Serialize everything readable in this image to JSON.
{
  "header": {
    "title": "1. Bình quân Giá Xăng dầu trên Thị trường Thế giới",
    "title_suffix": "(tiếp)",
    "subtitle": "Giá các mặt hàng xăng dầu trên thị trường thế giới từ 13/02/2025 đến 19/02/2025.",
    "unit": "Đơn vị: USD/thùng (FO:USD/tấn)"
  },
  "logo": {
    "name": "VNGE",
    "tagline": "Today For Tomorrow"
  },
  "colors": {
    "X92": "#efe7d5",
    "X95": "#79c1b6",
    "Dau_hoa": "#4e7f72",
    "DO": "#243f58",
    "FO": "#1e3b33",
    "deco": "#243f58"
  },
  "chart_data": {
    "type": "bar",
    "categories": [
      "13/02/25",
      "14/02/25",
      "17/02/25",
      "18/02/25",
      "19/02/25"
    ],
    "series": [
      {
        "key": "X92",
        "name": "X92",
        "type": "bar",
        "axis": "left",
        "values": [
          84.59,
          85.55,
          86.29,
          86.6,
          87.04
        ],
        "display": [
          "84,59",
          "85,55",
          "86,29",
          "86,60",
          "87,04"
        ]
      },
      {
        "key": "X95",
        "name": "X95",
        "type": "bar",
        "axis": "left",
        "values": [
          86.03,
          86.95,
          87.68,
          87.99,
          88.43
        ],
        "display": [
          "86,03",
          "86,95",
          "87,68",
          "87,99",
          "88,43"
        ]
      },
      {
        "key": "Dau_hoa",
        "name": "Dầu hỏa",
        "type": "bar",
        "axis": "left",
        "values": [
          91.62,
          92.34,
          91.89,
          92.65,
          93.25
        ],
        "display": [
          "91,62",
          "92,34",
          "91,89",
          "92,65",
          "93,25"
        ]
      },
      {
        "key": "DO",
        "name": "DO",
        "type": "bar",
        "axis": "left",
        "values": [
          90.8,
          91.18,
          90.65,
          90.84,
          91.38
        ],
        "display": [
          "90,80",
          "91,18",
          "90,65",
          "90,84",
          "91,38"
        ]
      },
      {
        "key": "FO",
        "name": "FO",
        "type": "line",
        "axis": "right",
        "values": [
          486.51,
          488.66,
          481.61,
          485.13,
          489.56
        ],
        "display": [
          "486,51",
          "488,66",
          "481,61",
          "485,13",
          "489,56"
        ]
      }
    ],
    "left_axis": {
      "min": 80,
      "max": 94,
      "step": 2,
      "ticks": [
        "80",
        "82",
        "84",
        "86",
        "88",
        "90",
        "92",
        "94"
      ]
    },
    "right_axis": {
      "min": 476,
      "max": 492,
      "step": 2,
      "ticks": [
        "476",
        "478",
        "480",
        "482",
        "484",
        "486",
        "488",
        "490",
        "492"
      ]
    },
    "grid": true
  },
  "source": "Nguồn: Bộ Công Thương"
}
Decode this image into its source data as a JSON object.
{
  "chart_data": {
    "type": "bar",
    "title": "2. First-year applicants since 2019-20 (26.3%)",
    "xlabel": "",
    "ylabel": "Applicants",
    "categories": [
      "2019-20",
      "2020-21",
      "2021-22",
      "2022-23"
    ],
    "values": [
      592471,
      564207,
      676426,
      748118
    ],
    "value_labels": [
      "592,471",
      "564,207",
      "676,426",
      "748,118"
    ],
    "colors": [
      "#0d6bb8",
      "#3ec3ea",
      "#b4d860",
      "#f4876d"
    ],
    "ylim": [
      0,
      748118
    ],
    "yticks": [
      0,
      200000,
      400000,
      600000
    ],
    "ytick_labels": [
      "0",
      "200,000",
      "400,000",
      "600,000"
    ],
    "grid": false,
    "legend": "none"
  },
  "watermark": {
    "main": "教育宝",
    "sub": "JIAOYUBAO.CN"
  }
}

====

_Exercise requirements_
Copy each line exactly, from the line containing "Decode this image" down to the last line of the material, and no other lines.

_Answer for this exercise_
Decode this image into its source data as a JSON object.
{
  "chart_data": {
    "type": "bar",
    "title": "2. First-year applicants since 2019-20 (26.3%)",
    "xlabel": "",
    "ylabel": "Applicants",
    "categories": [
      "2019-20",
      "2020-21",
      "2021-22",
      "2022-23"
    ],
    "values": [
      592471,
      564207,
      676426,
      748118
    ],
    "value_labels": [
      "592,471",
      "564,207",
      "676,426",
      "748,118"
    ],
    "colors": [
      "#0d6bb8",
      "#3ec3ea",
      "#b4d860",
      "#f4876d"
    ],
    "ylim": [
      0,
      748118
    ],
    "yticks": [
      0,
      200000,
      400000,
      600000
    ],
    "ytick_labels": [
      "0",
      "200,000",
      "400,000",
      "600,000"
    ],
    "grid": false,
    "legend": "none"
  },
  "watermark": {
    "main": "教育宝",
    "sub": "JIAOYUBAO.CN"
  }
}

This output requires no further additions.